>> START

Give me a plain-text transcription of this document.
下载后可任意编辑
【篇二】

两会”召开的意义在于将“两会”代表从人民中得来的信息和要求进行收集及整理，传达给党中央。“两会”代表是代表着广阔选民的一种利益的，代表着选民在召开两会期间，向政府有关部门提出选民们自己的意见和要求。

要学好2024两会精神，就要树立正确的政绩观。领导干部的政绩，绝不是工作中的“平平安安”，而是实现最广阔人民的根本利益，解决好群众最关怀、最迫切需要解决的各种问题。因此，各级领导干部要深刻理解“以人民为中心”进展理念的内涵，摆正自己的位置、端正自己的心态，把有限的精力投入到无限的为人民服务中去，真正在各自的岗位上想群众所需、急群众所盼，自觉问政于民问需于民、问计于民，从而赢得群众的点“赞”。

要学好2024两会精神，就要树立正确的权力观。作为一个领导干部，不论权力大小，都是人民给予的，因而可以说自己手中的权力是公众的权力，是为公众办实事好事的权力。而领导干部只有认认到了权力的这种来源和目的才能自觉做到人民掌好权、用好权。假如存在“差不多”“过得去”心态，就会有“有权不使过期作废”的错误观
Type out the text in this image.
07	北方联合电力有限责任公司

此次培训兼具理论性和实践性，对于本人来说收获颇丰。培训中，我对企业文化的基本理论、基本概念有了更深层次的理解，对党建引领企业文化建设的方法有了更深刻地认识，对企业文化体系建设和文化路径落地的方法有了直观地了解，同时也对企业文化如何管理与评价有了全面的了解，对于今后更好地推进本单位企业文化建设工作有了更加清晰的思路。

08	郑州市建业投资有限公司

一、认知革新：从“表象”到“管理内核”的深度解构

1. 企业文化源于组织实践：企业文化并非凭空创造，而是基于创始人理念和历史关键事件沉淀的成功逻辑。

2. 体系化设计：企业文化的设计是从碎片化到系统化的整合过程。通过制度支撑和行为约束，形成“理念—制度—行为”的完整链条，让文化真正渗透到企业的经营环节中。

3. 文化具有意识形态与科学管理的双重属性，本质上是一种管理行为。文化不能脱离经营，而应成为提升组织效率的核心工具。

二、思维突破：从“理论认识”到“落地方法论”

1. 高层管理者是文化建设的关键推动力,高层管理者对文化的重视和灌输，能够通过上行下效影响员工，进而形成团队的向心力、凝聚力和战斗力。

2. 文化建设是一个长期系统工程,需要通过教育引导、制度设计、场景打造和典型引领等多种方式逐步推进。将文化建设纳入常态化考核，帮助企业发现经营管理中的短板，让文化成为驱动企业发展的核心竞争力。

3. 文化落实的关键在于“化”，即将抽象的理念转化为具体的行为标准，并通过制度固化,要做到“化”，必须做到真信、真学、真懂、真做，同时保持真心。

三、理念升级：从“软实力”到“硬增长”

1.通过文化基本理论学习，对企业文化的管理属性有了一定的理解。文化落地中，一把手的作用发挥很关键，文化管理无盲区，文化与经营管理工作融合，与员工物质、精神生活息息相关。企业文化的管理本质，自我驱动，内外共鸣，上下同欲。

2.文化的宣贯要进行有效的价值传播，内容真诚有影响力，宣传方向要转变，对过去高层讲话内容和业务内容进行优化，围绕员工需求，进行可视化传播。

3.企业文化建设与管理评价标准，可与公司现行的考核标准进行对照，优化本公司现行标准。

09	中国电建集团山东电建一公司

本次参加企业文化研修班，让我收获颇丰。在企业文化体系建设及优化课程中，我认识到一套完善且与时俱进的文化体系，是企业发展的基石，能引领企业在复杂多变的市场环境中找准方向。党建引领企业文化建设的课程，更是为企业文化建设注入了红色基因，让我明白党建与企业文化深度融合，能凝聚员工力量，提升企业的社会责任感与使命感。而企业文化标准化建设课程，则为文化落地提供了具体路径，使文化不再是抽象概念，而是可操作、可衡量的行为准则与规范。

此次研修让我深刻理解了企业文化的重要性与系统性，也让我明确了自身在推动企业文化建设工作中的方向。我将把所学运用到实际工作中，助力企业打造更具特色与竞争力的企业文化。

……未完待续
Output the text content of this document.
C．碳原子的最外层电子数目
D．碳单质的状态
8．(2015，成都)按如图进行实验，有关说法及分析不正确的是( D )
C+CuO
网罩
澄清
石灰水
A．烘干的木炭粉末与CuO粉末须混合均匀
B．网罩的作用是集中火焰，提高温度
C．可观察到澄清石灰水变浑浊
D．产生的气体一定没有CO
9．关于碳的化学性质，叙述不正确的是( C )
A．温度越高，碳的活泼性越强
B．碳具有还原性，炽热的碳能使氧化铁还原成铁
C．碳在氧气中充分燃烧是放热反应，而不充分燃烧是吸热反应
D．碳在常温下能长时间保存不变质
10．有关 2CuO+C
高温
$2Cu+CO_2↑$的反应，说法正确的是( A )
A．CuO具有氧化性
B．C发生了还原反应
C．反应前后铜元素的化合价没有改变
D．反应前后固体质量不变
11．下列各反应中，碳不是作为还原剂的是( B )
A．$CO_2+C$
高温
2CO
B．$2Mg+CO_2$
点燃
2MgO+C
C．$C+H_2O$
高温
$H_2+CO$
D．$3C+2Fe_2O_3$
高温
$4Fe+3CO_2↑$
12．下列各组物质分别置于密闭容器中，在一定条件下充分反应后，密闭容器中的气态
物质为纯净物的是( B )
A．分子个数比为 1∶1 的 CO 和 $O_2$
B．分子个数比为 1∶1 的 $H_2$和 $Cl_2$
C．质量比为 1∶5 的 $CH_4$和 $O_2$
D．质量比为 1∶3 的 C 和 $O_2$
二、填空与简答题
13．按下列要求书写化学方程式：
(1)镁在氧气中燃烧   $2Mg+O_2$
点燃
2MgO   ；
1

>> END

• **YOUR OBJECTIVE**: Select every line where the word "document" occurs.

• **EXERCISE RESPONSE**:
Give me a plain-text transcription of this document.
Output the text content of this document.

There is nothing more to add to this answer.